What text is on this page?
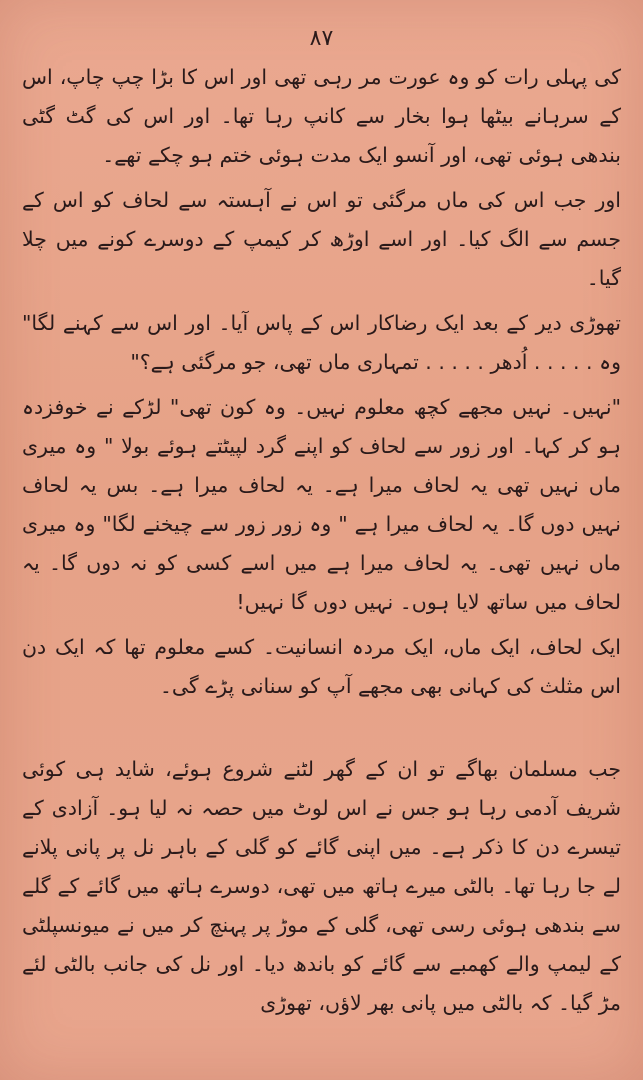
۸۷

کی پہلی رات کو وہ عورت مر رہی تھی اور اس کا بڑا چپ چاپ، اس کے سرہانے بیٹھا ہوا بخار سے کانپ رہا تھا۔ اور اس کی گٹ گٹی بندھی ہوئی تھی، اور آنسو ایک مدت ہوئی ختم ہو چکے تھے۔

اور جب اس کی ماں مرگئی تو اس نے آہستہ سے لحاف کو اس کے جسم سے الگ کیا۔ اور اسے اوڑھ کر کیمپ کے دوسرے کونے میں چلا گیا۔

تھوڑی دیر کے بعد ایک رضاکار اس کے پاس آیا۔ اور اس سے کہنے لگا" وہ . . . . . اُدھر . . . . . تمہاری ماں تھی، جو مرگئی ہے؟"

"نہیں۔ نہیں مجھے کچھ معلوم نہیں۔ وہ کون تھی" لڑکے نے خوفزدہ ہو کر کہا۔ اور زور سے لحاف کو اپنے گرد لپیٹتے ہوئے بولا " وہ میری ماں نہیں تھی یہ لحاف میرا ہے۔ یہ لحاف میرا ہے۔ بس یہ لحاف نہیں دوں گا۔ یہ لحاف میرا ہے " وہ زور زور سے چیخنے لگا" وہ میری ماں نہیں تھی۔ یہ لحاف میرا ہے میں اسے کسی کو نہ دوں گا۔ یہ لحاف میں ساتھ لایا ہوں۔ نہیں دوں گا نہیں!

ایک لحاف، ایک ماں، ایک مردہ انسانیت۔ کسے معلوم تھا کہ ایک دن اس مثلث کی کہانی بھی مجھے آپ کو سنانی پڑے گی۔

جب مسلمان بھاگے تو ان کے گھر لٹنے شروع ہوئے، شاید ہی کوئی شریف آدمی رہا ہو جس نے اس لوٹ میں حصہ نہ لیا ہو۔ آزادی کے تیسرے دن کا ذکر ہے۔ میں اپنی گائے کو گلی کے باہر نل پر پانی پلانے لے جا رہا تھا۔ بالٹی میرے ہاتھ میں تھی، دوسرے ہاتھ میں گائے کے گلے سے بندھی ہوئی رسی تھی، گلی کے موڑ پر پہنچ کر میں نے میونسپلٹی کے لیمپ والے کھمبے سے گائے کو باندھ دیا۔ اور نل کی جانب بالٹی لئے مڑ گیا۔ کہ بالٹی میں پانی بھر لاؤں، تھوڑی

++++++++++++++++++++

In the records above, locate the lines holding the word "مرگئی". Copy each of them.

OUTPUT OF THE EXERCISE:
اور جب اس کی ماں مرگئی تو اس نے آہستہ سے لحاف کو اس کے جسم سے الگ کیا۔ اور اسے اوڑھ کر کیمپ کے دوسرے کونے میں چلا گیا۔
تھوڑی دیر کے بعد ایک رضاکار اس کے پاس آیا۔ اور اس سے کہنے لگا" وہ . . . . . اُدھر . . . . . تمہاری ماں تھی، جو مرگئی ہے؟"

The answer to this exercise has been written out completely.